## Begin Records shown

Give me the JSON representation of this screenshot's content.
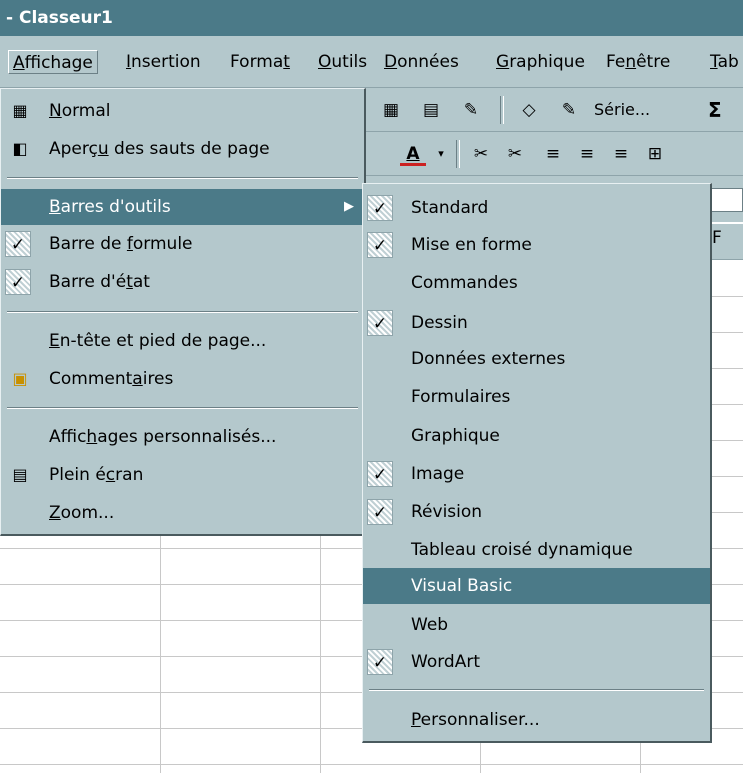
{
  "window": {
    "title": "- Classeur1"
  },
  "menubar": [
    {
      "label": "Affichage",
      "active": true
    },
    {
      "label": "Insertion"
    },
    {
      "label": "Format"
    },
    {
      "label": "Outils"
    },
    {
      "label": "Données"
    },
    {
      "label": "Graphique"
    },
    {
      "label": "Fenêtre"
    },
    {
      "label": "Tab"
    }
  ],
  "toolbar1": {
    "serie_label": "Série...",
    "sigma": "Σ"
  },
  "colheader": {
    "visible_letter": "F"
  },
  "affichage_menu": {
    "normal": "Normal",
    "apercu": "Aperçu des sauts de page",
    "barres_outils": "Barres d'outils",
    "barre_formule": "Barre de formule",
    "barre_etat": "Barre d'état",
    "entete": "En-tête et pied de page...",
    "commentaires": "Commentaires",
    "affichages_perso": "Affichages personnalisés...",
    "plein_ecran": "Plein écran",
    "zoom": "Zoom..."
  },
  "toolbars_submenu": {
    "standard": "Standard",
    "mise_en_forme": "Mise en forme",
    "commandes": "Commandes",
    "dessin": "Dessin",
    "donnees_externes": "Données externes",
    "formulaires": "Formulaires",
    "graphique": "Graphique",
    "image": "Image",
    "revision": "Révision",
    "tableau_croise": "Tableau croisé dynamique",
    "visual_basic": "Visual Basic",
    "web": "Web",
    "wordart": "WordArt",
    "personnaliser": "Personnaliser..."
  },
  "colors": {
    "highlight": "#4b7a88",
    "menu_bg": "#b4c8cc",
    "accent_red": "#cc2222"
  }
}
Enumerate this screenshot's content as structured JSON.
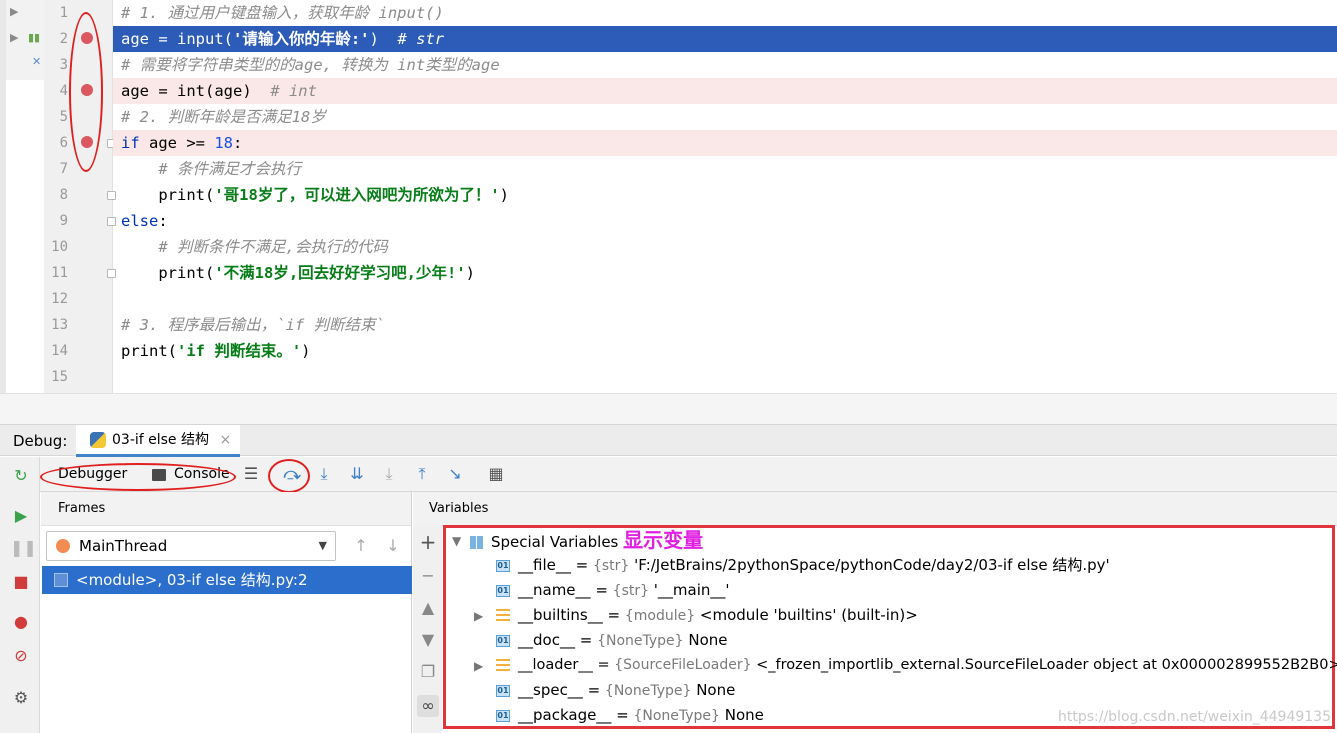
{
  "editor": {
    "line_numbers": [
      "1",
      "2",
      "3",
      "4",
      "5",
      "6",
      "7",
      "8",
      "9",
      "10",
      "11",
      "12",
      "13",
      "14",
      "15"
    ]
  },
  "debug": {
    "panel_label": "Debug:",
    "tab_label": "03-if else 结构",
    "tab_close": "×",
    "toolbar": {
      "debugger_label": "Debugger",
      "console_label": "Console"
    },
    "frames": {
      "header": "Frames",
      "thread": "MainThread",
      "frame_row": "<module>, 03-if else 结构.py:2"
    },
    "variables": {
      "header": "Variables",
      "group_label": "Special Variables",
      "annotation": "显示变量",
      "rows": [
        {
          "name": "__file__",
          "type": "{str}",
          "value": "'F:/JetBrains/2pythonSpace/pythonCode/day2/03-if else 结构.py'"
        },
        {
          "name": "__name__",
          "type": "{str}",
          "value": "'__main__'"
        },
        {
          "name": "__builtins__",
          "type": "{module}",
          "value": "<module 'builtins' (built-in)>"
        },
        {
          "name": "__doc__",
          "type": "{NoneType}",
          "value": "None"
        },
        {
          "name": "__loader__",
          "type": "{SourceFileLoader}",
          "value": "<_frozen_importlib_external.SourceFileLoader object at 0x000002899552B2B0>"
        },
        {
          "name": "__spec__",
          "type": "{NoneType}",
          "value": "None"
        },
        {
          "name": "__package__",
          "type": "{NoneType}",
          "value": "None"
        }
      ]
    }
  },
  "code": {
    "l1": "# 1. 通过用户键盘输入，获取年龄 input()",
    "l2_code": "age = input(",
    "l2_str": "'请输入你的年龄:'",
    "l2_close": ")  ",
    "l2_comment": "# str",
    "l3": "# 需要将字符串类型的的age, 转换为 int类型的age",
    "l4_code": "age = int(age)  ",
    "l4_comment": "# int",
    "l5": "# 2. 判断年龄是否满足18岁",
    "l6_kw": "if",
    "l6_code": " age >= ",
    "l6_num": "18",
    "l6_colon": ":",
    "l7": "    # 条件满足才会执行",
    "l8_code": "    print(",
    "l8_str": "'哥18岁了，可以进入网吧为所欲为了！'",
    "l8_close": ")",
    "l9_kw": "else",
    "l9_colon": ":",
    "l10": "    # 判断条件不满足,会执行的代码",
    "l11_code": "    print(",
    "l11_str": "'不满18岁,回去好好学习吧,少年!'",
    "l11_close": ")",
    "l13": "# 3. 程序最后输出，`if 判断结束`",
    "l14_code": "print(",
    "l14_str": "'if 判断结束。'",
    "l14_close": ")"
  },
  "watermark": "https://blog.csdn.net/weixin_44949135"
}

## End Records shown

■ **Given instruction**
Check each line of the records for "Données" and copy the ones that contain it.

■ **Result**
      "label": "Données"
    "donnees_externes": "Données externes",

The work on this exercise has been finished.